(Records)

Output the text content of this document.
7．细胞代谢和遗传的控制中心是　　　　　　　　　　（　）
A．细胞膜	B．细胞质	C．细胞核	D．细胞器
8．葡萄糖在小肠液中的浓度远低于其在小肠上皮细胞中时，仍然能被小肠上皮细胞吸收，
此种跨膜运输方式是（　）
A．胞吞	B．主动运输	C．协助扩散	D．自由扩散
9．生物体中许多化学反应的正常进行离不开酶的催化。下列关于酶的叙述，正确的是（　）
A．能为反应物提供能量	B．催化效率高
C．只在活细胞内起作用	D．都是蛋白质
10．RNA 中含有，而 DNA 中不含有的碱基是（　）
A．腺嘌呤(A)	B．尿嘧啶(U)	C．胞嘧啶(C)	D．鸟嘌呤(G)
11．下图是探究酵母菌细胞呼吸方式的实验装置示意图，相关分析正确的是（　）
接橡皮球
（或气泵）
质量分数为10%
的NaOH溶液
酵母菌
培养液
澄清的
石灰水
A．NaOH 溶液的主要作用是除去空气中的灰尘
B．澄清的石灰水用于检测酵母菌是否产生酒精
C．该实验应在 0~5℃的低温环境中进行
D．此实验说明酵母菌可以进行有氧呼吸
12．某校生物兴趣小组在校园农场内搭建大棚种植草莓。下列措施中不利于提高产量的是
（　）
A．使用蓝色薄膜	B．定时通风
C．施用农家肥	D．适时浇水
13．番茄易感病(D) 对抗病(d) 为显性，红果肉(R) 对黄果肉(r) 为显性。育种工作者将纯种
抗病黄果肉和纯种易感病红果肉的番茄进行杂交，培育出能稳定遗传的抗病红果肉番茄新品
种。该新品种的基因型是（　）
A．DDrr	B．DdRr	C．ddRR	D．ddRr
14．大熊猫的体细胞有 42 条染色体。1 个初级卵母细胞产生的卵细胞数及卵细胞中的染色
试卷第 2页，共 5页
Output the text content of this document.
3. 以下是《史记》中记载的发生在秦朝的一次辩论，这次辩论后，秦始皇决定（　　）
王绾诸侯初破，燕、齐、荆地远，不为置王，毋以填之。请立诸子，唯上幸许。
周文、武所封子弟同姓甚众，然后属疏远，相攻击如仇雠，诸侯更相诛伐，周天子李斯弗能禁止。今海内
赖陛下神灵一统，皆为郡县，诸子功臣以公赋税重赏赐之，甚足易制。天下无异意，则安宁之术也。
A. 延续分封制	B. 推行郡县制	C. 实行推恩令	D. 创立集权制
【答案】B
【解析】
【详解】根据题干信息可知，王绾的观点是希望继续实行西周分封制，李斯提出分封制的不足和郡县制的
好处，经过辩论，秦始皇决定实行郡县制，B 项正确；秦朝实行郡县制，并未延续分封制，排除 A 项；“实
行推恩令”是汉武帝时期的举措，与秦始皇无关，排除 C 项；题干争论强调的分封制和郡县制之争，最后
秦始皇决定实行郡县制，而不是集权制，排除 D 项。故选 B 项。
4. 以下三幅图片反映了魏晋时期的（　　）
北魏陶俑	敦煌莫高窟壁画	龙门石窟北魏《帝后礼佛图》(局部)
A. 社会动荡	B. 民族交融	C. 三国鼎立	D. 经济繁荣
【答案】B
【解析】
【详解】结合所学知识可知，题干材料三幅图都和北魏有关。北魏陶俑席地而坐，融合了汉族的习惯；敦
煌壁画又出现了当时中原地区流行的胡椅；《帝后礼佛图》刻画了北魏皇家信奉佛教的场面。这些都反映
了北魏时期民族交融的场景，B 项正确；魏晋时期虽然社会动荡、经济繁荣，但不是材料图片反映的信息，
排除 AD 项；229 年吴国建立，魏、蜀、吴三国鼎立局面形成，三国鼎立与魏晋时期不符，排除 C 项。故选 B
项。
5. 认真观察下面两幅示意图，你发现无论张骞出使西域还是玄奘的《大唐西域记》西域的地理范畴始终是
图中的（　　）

EXERCISE OBJECTIVE ::
Find each line holding the string "秦始皇决定实行郡县制" and copy it out.

FINAL RESULT ::
好处，经过辩论，秦始皇决定实行郡县制，B 项正确；秦朝实行郡县制，并未延续分封制，排除 A 项；“实
秦始皇决定实行郡县制，而不是集权制，排除 D 项。故选 B 项。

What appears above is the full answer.